What follows is a listing to be transcribed exactly.

[Collected data]
________
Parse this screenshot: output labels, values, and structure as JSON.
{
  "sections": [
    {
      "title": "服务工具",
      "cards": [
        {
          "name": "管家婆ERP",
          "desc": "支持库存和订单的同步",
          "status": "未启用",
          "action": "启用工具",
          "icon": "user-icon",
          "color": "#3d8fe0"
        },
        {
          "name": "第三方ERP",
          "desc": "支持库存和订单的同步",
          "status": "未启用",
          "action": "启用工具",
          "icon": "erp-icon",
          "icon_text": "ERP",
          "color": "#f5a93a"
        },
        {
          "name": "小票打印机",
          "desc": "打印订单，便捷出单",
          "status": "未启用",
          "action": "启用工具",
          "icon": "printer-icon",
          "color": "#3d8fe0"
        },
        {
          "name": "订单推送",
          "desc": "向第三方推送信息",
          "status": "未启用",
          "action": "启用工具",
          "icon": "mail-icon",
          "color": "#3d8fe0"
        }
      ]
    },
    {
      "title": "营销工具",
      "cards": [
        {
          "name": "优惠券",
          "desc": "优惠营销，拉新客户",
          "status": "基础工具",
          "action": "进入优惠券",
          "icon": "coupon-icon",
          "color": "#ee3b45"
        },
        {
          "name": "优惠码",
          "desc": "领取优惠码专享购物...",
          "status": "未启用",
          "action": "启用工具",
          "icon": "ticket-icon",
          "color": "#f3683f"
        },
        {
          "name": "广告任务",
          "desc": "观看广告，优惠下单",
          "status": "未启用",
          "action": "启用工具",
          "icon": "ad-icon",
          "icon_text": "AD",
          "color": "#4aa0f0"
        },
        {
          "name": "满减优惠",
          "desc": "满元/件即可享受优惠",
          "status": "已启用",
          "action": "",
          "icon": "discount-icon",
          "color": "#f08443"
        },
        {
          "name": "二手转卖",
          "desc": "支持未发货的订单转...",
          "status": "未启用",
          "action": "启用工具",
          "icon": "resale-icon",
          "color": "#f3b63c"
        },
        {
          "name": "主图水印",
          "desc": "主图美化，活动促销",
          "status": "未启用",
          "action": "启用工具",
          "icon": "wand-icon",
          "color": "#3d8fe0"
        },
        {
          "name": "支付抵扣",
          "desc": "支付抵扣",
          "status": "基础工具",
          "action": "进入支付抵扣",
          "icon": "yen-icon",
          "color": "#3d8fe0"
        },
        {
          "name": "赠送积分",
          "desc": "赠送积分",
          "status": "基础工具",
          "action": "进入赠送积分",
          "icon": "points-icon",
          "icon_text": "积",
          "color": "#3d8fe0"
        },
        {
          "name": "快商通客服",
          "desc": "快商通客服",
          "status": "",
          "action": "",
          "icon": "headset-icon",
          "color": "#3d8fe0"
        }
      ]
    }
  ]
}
________
**Task result**
Parse this screenshot: output labels, values, and structure as JSON.
{
  "sections": [
    {
      "title": "服务工具",
      "cards": [
        {
          "name": "管家婆ERP",
          "desc": "支持库存和订单的同步",
          "status": "未启用",
          "action": "启用工具",
          "icon": "user-icon",
          "color": "#3d8fe0"
        },
        {
          "name": "第三方ERP",
          "desc": "支持库存和订单的同步",
          "status": "未启用",
          "action": "启用工具",
          "icon": "erp-icon",
          "icon_text": "ERP",
          "color": "#f5a93a"
        },
        {
          "name": "小票打印机",
          "desc": "打印订单，便捷出单",
          "status": "未启用",
          "action": "启用工具",
          "icon": "printer-icon",
          "color": "#3d8fe0"
        },
        {
          "name": "订单推送",
          "desc": "向第三方推送信息",
          "status": "未启用",
          "action": "启用工具",
          "icon": "mail-icon",
          "color": "#3d8fe0"
        }
      ]
    },
    {
      "title": "营销工具",
      "cards": [
        {
          "name": "优惠券",
          "desc": "优惠营销，拉新客户",
          "status": "基础工具",
          "action": "进入优惠券",
          "icon": "coupon-icon",
          "color": "#ee3b45"
        },
        {
          "name": "优惠码",
          "desc": "领取优惠码专享购物...",
          "status": "未启用",
          "action": "启用工具",
          "icon": "ticket-icon",
          "color": "#f3683f"
        },
        {
          "name": "广告任务",
          "desc": "观看广告，优惠下单",
          "status": "未启用",
          "action": "启用工具",
          "icon": "ad-icon",
          "icon_text": "AD",
          "color": "#4aa0f0"
        },
        {
          "name": "满减优惠",
          "desc": "满元/件即可享受优惠",
          "status": "已启用",
          "action": "",
          "icon": "discount-icon",
          "color": "#f08443"
        },
        {
          "name": "二手转卖",
          "desc": "支持未发货的订单转...",
          "status": "未启用",
          "action": "启用工具",
          "icon": "resale-icon",
          "color": "#f3b63c"
        },
        {
          "name": "主图水印",
          "desc": "主图美化，活动促销",
          "status": "未启用",
          "action": "启用工具",
          "icon": "wand-icon",
          "color": "#3d8fe0"
        },
        {
          "name": "支付抵扣",
          "desc": "支付抵扣",
          "status": "基础工具",
          "action": "进入支付抵扣",
          "icon": "yen-icon",
          "color": "#3d8fe0"
        },
        {
          "name": "赠送积分",
          "desc": "赠送积分",
          "status": "基础工具",
          "action": "进入赠送积分",
          "icon": "points-icon",
          "icon_text": "积",
          "color": "#3d8fe0"
        },
        {
          "name": "快商通客服",
          "desc": "快商通客服",
          "status": "",
          "action": "",
          "icon": "headset-icon",
          "color": "#3d8fe0"
        }
      ]
    }
  ]
}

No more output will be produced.